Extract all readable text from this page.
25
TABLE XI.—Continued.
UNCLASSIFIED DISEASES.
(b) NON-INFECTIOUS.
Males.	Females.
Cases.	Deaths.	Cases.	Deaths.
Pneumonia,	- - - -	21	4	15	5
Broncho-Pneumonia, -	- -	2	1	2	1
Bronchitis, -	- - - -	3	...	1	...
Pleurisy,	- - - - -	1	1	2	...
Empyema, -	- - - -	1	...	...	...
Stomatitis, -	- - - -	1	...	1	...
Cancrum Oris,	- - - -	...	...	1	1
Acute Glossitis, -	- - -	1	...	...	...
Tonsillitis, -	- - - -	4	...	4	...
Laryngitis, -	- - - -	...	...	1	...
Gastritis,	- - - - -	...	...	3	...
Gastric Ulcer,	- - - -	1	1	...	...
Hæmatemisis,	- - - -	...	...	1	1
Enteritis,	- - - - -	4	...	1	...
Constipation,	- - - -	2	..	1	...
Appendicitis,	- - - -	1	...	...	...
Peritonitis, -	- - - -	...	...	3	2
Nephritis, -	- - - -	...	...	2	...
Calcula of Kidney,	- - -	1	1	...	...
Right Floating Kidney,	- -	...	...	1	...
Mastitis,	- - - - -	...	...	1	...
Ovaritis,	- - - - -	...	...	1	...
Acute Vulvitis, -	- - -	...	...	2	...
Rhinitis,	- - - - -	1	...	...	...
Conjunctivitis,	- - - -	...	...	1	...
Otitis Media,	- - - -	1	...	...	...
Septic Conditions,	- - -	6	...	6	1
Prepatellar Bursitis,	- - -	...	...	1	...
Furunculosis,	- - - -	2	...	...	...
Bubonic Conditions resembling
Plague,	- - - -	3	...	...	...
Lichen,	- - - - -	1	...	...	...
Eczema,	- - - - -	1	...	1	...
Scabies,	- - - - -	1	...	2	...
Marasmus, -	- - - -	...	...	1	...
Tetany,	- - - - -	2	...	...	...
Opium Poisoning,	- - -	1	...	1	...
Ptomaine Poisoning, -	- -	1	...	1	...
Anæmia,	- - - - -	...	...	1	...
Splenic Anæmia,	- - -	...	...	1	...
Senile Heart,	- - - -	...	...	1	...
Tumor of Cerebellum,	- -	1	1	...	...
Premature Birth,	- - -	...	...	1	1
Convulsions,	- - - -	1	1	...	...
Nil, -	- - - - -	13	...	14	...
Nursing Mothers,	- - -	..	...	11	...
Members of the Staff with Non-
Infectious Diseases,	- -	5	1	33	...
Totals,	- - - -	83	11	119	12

** Work required **
Write the data out in full, matching every line exactly.

** Finished exercise **
Extract all readable text from this page.
25
TABLE XI.—Continued.
UNCLASSIFIED DISEASES.
(b) NON-INFECTIOUS.
Males.	Females.
Cases.	Deaths.	Cases.	Deaths.
Pneumonia,	- - - -	21	4	15	5
Broncho-Pneumonia, -	- -	2	1	2	1
Bronchitis, -	- - - -	3	...	1	...
Pleurisy,	- - - - -	1	1	2	...
Empyema, -	- - - -	1	...	...	...
Stomatitis, -	- - - -	1	...	1	...
Cancrum Oris,	- - - -	...	...	1	1
Acute Glossitis, -	- - -	1	...	...	...
Tonsillitis, -	- - - -	4	...	4	...
Laryngitis, -	- - - -	...	...	1	...
Gastritis,	- - - - -	...	...	3	...
Gastric Ulcer,	- - - -	1	1	...	...
Hæmatemisis,	- - - -	...	...	1	1
Enteritis,	- - - - -	4	...	1	...
Constipation,	- - - -	2	..	1	...
Appendicitis,	- - - -	1	...	...	...
Peritonitis, -	- - - -	...	...	3	2
Nephritis, -	- - - -	...	...	2	...
Calcula of Kidney,	- - -	1	1	...	...
Right Floating Kidney,	- -	...	...	1	...
Mastitis,	- - - - -	...	...	1	...
Ovaritis,	- - - - -	...	...	1	...
Acute Vulvitis, -	- - -	...	...	2	...
Rhinitis,	- - - - -	1	...	...	...
Conjunctivitis,	- - - -	...	...	1	...
Otitis Media,	- - - -	1	...	...	...
Septic Conditions,	- - -	6	...	6	1
Prepatellar Bursitis,	- - -	...	...	1	...
Furunculosis,	- - - -	2	...	...	...
Bubonic Conditions resembling
Plague,	- - - -	3	...	...	...
Lichen,	- - - - -	1	...	...	...
Eczema,	- - - - -	1	...	1	...
Scabies,	- - - - -	1	...	2	...
Marasmus, -	- - - -	...	...	1	...
Tetany,	- - - - -	2	...	...	...
Opium Poisoning,	- - -	1	...	1	...
Ptomaine Poisoning, -	- -	1	...	1	...
Anæmia,	- - - - -	...	...	1	...
Splenic Anæmia,	- - -	...	...	1	...
Senile Heart,	- - - -	...	...	1	...
Tumor of Cerebellum,	- -	1	1	...	...
Premature Birth,	- - -	...	...	1	1
Convulsions,	- - - -	1	1	...	...
Nil, -	- - - - -	13	...	14	...
Nursing Mothers,	- - -	..	...	11	...
Members of the Staff with Non-
Infectious Diseases,	- -	5	1	33	...
Totals,	- - - -	83	11	119	12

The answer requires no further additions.